◆ Data to use:

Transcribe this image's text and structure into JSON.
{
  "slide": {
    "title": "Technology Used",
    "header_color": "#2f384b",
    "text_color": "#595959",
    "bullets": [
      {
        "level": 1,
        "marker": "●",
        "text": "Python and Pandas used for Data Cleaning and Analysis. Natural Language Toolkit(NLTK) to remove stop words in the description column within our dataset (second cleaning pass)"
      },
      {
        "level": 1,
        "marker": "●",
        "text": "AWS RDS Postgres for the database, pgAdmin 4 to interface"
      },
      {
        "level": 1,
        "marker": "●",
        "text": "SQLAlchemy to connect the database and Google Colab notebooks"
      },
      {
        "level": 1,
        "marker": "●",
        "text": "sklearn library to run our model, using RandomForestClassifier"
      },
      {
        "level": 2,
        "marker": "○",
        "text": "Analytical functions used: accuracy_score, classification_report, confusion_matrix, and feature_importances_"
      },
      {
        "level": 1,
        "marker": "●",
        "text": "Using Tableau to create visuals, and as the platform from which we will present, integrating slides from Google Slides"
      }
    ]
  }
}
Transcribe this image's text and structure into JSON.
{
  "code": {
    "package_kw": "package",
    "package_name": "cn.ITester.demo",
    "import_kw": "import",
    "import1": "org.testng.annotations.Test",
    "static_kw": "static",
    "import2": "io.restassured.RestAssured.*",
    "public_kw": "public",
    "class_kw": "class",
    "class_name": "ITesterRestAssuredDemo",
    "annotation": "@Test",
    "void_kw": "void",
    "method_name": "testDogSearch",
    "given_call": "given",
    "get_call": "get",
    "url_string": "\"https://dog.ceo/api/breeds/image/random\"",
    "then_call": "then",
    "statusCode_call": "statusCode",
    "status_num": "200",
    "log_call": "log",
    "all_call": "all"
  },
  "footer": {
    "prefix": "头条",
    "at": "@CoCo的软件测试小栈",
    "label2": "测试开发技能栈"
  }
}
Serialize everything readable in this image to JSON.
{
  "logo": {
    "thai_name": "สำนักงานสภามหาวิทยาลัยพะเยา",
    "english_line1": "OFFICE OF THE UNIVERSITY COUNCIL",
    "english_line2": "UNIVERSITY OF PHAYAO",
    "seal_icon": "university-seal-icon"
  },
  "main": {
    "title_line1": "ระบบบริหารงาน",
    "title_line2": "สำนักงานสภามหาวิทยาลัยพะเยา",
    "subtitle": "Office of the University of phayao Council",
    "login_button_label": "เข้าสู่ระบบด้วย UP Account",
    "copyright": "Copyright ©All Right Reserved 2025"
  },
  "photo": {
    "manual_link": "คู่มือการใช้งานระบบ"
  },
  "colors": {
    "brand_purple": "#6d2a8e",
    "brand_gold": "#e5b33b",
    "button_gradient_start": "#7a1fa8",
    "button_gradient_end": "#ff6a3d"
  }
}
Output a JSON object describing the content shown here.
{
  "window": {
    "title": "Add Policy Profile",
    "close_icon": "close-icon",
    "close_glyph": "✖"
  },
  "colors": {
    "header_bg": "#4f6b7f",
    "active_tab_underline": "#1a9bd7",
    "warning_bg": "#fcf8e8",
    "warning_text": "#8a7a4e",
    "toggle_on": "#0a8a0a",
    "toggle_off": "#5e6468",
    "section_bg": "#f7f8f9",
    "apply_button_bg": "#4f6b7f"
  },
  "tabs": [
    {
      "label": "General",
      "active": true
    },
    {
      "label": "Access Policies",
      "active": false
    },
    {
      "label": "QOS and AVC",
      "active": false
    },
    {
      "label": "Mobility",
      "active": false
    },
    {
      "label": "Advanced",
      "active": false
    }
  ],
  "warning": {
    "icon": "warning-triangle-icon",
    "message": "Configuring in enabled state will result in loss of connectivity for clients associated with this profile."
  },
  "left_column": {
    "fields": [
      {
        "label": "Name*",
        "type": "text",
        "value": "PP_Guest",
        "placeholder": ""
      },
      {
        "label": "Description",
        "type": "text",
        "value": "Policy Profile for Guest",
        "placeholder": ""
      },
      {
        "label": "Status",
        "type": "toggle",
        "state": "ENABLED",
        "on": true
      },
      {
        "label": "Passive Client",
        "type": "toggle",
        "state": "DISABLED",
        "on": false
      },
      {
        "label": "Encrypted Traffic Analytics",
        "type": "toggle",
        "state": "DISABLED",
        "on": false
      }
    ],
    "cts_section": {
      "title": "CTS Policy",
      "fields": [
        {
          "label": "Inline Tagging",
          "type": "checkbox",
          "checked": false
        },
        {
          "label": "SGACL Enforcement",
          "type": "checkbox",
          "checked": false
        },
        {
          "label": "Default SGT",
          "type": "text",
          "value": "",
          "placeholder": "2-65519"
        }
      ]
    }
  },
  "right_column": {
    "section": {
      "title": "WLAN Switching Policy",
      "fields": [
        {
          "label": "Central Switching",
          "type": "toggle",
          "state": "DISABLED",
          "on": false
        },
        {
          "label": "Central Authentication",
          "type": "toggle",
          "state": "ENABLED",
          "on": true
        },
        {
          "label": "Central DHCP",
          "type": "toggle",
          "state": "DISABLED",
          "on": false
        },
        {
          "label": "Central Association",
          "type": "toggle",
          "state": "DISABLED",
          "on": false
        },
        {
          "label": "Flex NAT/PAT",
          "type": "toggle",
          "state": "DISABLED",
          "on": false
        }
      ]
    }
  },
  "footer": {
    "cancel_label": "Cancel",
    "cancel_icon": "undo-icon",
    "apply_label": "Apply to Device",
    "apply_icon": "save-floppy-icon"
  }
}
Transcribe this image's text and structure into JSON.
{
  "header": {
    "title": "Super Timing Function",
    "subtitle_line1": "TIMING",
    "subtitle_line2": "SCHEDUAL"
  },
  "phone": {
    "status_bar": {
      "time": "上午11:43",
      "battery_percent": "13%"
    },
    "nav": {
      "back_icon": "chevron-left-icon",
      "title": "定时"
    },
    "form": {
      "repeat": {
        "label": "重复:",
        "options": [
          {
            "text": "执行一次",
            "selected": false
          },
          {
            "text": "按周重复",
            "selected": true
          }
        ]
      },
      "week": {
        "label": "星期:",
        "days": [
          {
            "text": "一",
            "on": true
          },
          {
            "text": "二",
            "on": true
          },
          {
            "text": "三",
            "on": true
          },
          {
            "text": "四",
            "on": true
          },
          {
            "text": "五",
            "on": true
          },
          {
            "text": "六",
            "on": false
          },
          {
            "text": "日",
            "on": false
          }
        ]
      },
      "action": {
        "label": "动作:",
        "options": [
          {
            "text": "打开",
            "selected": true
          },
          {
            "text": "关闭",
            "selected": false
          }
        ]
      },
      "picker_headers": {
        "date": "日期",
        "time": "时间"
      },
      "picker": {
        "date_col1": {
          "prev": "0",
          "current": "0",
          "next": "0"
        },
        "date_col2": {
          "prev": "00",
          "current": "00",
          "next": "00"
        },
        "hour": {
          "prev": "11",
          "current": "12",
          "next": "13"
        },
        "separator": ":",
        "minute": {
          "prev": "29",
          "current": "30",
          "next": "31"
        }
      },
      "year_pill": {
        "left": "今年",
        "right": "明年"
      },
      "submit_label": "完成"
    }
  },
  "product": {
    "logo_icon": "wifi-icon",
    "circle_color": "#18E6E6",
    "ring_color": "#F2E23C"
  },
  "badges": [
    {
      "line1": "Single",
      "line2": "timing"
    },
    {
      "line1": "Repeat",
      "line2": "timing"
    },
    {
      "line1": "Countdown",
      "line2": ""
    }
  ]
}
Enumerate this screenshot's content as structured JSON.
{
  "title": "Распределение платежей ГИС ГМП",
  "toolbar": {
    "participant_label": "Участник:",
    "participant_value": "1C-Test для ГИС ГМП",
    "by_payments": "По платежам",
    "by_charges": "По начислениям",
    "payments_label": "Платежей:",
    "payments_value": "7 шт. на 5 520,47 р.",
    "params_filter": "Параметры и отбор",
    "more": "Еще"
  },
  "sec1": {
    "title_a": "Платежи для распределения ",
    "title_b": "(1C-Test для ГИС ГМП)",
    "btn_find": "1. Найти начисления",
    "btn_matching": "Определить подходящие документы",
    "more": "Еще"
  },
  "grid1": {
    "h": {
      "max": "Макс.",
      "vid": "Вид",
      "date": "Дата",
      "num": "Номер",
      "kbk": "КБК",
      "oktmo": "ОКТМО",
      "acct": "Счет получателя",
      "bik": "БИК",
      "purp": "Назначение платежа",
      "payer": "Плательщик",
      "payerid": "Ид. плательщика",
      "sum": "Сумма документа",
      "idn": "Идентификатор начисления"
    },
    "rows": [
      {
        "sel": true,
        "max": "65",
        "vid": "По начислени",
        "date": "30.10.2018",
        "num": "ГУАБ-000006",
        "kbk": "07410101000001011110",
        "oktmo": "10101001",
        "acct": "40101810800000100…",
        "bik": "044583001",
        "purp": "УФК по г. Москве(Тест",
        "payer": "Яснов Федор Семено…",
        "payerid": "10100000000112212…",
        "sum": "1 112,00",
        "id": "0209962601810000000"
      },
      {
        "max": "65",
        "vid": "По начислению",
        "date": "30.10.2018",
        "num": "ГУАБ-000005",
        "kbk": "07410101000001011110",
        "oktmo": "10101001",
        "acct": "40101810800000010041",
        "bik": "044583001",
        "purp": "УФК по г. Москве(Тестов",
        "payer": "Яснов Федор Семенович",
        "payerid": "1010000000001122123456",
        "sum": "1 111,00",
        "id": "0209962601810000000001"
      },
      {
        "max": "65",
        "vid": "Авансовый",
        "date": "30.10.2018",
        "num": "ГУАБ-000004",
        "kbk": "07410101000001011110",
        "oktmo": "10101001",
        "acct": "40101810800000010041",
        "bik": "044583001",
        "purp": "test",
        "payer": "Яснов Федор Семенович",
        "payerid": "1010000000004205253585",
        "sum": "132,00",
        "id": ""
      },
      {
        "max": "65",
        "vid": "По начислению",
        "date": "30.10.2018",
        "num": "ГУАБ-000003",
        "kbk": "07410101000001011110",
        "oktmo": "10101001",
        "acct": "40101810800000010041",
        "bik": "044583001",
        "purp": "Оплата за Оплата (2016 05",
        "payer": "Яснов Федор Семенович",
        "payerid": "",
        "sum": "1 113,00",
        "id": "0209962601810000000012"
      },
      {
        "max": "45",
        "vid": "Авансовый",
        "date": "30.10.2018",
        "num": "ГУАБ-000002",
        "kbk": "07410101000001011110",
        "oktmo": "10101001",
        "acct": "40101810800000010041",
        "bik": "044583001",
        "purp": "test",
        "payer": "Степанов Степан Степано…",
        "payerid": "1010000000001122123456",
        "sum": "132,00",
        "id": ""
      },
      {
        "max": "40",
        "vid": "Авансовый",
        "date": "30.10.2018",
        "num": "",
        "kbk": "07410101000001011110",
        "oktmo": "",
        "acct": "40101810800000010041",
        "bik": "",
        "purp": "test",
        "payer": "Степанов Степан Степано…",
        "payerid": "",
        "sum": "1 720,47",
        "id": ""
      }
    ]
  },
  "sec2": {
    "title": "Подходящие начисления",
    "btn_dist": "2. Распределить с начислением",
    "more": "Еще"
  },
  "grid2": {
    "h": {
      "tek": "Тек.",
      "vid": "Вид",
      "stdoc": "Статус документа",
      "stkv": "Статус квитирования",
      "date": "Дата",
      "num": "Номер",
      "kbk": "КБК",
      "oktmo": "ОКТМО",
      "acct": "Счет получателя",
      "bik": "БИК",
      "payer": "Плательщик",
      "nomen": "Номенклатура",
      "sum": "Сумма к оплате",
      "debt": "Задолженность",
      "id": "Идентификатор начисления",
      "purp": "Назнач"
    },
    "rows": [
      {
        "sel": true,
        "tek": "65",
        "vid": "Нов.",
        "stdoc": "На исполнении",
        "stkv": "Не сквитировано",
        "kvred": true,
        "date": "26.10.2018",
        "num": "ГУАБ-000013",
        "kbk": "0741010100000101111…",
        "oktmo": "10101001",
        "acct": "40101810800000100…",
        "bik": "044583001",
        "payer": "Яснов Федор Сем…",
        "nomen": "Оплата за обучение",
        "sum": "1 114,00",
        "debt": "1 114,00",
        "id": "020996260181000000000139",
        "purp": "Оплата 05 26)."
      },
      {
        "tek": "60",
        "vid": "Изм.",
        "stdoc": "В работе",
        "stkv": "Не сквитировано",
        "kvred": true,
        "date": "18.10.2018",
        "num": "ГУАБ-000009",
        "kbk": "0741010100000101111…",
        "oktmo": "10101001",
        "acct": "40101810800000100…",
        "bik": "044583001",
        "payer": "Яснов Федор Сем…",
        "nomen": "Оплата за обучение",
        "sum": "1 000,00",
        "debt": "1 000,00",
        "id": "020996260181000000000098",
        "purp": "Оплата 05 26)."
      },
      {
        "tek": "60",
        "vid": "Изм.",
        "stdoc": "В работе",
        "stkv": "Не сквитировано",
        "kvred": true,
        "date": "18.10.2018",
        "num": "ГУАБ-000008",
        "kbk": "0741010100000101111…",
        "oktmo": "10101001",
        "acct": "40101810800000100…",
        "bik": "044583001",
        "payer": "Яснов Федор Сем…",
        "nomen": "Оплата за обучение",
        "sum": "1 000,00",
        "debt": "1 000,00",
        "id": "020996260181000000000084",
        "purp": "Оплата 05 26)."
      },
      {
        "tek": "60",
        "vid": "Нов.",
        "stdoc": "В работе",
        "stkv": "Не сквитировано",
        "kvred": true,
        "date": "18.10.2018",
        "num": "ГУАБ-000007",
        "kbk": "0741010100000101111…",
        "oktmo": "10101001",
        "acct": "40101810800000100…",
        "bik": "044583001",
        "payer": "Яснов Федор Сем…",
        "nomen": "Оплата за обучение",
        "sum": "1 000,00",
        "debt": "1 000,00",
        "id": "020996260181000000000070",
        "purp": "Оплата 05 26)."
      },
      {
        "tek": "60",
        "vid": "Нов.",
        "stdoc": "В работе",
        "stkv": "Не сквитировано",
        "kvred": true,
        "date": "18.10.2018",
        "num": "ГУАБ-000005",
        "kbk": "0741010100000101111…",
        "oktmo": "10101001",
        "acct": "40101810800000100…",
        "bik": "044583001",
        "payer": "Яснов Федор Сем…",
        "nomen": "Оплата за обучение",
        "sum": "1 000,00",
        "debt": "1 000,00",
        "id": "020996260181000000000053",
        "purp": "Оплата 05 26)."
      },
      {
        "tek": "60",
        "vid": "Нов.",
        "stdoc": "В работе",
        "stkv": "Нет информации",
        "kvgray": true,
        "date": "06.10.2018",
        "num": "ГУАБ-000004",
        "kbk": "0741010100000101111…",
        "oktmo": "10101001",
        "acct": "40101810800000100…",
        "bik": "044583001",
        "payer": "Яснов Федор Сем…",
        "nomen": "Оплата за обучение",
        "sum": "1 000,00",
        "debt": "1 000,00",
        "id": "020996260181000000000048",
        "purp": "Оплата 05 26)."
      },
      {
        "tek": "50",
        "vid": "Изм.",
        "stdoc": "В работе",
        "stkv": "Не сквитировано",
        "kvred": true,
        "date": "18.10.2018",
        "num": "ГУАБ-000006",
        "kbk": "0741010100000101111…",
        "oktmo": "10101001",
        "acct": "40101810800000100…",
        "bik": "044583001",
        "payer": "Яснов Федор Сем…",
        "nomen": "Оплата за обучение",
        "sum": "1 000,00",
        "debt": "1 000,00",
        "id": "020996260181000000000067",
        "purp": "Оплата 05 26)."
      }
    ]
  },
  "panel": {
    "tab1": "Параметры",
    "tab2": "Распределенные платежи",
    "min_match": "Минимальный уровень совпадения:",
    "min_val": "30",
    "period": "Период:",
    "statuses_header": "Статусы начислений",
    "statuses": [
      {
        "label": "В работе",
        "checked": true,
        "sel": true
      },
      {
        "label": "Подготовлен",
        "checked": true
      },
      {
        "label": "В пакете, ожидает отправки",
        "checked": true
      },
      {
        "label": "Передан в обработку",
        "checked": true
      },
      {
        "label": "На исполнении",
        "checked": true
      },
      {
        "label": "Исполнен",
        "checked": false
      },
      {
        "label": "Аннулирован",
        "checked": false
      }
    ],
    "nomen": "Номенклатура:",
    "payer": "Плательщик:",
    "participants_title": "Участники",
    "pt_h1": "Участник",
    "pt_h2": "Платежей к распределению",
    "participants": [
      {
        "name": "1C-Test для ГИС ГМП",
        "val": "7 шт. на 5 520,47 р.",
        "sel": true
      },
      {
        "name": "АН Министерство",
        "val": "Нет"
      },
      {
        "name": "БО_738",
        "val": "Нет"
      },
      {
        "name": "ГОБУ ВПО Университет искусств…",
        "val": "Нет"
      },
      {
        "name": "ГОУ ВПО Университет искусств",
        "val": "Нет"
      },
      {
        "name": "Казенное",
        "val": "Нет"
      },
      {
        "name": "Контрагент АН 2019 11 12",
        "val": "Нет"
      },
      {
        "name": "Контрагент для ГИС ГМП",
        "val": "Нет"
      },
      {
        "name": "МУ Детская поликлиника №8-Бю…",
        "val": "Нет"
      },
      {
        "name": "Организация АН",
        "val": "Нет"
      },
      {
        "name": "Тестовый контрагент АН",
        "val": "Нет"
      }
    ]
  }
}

◆ Instructions for the task: State how many lines of the entries above include the word "ทยาล", offering no text other than the number.

◆ The solution: 2